* The exercise *
Print every entry exactly as written.

* Dataset records *
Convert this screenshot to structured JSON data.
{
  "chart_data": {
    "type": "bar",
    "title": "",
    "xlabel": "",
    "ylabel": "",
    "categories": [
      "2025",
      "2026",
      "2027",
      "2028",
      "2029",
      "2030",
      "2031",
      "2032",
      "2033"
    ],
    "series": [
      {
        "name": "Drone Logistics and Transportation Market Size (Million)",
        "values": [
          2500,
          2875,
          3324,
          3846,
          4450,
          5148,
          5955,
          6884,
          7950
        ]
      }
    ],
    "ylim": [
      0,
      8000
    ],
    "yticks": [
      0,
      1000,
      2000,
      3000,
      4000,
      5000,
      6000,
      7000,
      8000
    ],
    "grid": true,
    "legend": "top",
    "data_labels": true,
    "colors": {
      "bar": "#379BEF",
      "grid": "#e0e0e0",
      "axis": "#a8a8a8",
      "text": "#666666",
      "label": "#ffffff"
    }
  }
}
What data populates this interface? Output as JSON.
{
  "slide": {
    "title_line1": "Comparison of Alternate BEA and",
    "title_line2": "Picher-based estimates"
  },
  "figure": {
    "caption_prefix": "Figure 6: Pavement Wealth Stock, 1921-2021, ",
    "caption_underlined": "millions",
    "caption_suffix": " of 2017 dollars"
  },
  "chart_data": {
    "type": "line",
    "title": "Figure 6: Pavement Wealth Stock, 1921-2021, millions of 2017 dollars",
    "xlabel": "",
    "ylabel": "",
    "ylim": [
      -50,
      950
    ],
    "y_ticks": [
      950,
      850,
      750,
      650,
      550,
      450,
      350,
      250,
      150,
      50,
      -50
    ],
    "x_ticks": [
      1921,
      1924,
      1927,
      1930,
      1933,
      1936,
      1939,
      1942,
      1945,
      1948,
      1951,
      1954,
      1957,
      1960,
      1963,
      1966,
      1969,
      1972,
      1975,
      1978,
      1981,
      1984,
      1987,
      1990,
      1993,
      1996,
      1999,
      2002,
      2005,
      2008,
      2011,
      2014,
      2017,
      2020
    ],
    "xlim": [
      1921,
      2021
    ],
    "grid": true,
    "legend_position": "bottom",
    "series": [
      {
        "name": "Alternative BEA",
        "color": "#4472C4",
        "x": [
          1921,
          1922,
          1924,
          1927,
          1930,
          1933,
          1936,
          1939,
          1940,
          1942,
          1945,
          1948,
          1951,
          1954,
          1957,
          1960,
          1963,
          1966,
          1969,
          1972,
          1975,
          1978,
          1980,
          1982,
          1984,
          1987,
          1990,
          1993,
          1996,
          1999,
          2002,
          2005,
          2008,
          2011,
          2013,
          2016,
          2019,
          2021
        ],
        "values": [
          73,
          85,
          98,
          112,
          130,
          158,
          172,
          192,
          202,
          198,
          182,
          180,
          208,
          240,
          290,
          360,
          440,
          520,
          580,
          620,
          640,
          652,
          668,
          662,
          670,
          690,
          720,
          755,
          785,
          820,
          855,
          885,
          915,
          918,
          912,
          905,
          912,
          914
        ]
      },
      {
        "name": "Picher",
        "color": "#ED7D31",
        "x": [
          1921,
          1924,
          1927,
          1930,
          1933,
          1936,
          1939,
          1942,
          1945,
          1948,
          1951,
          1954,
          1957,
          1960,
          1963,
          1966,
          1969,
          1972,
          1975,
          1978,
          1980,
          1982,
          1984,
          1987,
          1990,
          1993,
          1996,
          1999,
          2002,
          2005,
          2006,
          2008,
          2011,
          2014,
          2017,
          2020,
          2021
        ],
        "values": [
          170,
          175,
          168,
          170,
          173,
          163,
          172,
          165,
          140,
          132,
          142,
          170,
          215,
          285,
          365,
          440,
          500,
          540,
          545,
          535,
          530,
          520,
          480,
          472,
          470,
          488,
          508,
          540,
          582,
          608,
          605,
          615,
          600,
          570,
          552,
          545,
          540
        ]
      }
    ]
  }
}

* Answer to the problem *
Convert this screenshot to structured JSON data.
{
  "chart_data": {
    "type": "bar",
    "title": "",
    "xlabel": "",
    "ylabel": "",
    "categories": [
      "2025",
      "2026",
      "2027",
      "2028",
      "2029",
      "2030",
      "2031",
      "2032",
      "2033"
    ],
    "series": [
      {
        "name": "Drone Logistics and Transportation Market Size (Million)",
        "values": [
          2500,
          2875,
          3324,
          3846,
          4450,
          5148,
          5955,
          6884,
          7950
        ]
      }
    ],
    "ylim": [
      0,
      8000
    ],
    "yticks": [
      0,
      1000,
      2000,
      3000,
      4000,
      5000,
      6000,
      7000,
      8000
    ],
    "grid": true,
    "legend": "top",
    "data_labels": true,
    "colors": {
      "bar": "#379BEF",
      "grid": "#e0e0e0",
      "axis": "#a8a8a8",
      "text": "#666666",
      "label": "#ffffff"
    }
  }
}
What data populates this interface? Output as JSON.
{
  "slide": {
    "title_line1": "Comparison of Alternate BEA and",
    "title_line2": "Picher-based estimates"
  },
  "figure": {
    "caption_prefix": "Figure 6: Pavement Wealth Stock, 1921-2021, ",
    "caption_underlined": "millions",
    "caption_suffix": " of 2017 dollars"
  },
  "chart_data": {
    "type": "line",
    "title": "Figure 6: Pavement Wealth Stock, 1921-2021, millions of 2017 dollars",
    "xlabel": "",
    "ylabel": "",
    "ylim": [
      -50,
      950
    ],
    "y_ticks": [
      950,
      850,
      750,
      650,
      550,
      450,
      350,
      250,
      150,
      50,
      -50
    ],
    "x_ticks": [
      1921,
      1924,
      1927,
      1930,
      1933,
      1936,
      1939,
      1942,
      1945,
      1948,
      1951,
      1954,
      1957,
      1960,
      1963,
      1966,
      1969,
      1972,
      1975,
      1978,
      1981,
      1984,
      1987,
      1990,
      1993,
      1996,
      1999,
      2002,
      2005,
      2008,
      2011,
      2014,
      2017,
      2020
    ],
    "xlim": [
      1921,
      2021
    ],
    "grid": true,
    "legend_position": "bottom",
    "series": [
      {
        "name": "Alternative BEA",
        "color": "#4472C4",
        "x": [
          1921,
          1922,
          1924,
          1927,
          1930,
          1933,
          1936,
          1939,
          1940,
          1942,
          1945,
          1948,
          1951,
          1954,
          1957,
          1960,
          1963,
          1966,
          1969,
          1972,
          1975,
          1978,
          1980,
          1982,
          1984,
          1987,
          1990,
          1993,
          1996,
          1999,
          2002,
          2005,
          2008,
          2011,
          2013,
          2016,
          2019,
          2021
        ],
        "values": [
          73,
          85,
          98,
          112,
          130,
          158,
          172,
          192,
          202,
          198,
          182,
          180,
          208,
          240,
          290,
          360,
          440,
          520,
          580,
          620,
          640,
          652,
          668,
          662,
          670,
          690,
          720,
          755,
          785,
          820,
          855,
          885,
          915,
          918,
          912,
          905,
          912,
          914
        ]
      },
      {
        "name": "Picher",
        "color": "#ED7D31",
        "x": [
          1921,
          1924,
          1927,
          1930,
          1933,
          1936,
          1939,
          1942,
          1945,
          1948,
          1951,
          1954,
          1957,
          1960,
          1963,
          1966,
          1969,
          1972,
          1975,
          1978,
          1980,
          1982,
          1984,
          1987,
          1990,
          1993,
          1996,
          1999,
          2002,
          2005,
          2006,
          2008,
          2011,
          2014,
          2017,
          2020,
          2021
        ],
        "values": [
          170,
          175,
          168,
          170,
          173,
          163,
          172,
          165,
          140,
          132,
          142,
          170,
          215,
          285,
          365,
          440,
          500,
          540,
          545,
          535,
          530,
          520,
          480,
          472,
          470,
          488,
          508,
          540,
          582,
          608,
          605,
          615,
          600,
          570,
          552,
          545,
          540
        ]
      }
    ]
  }
}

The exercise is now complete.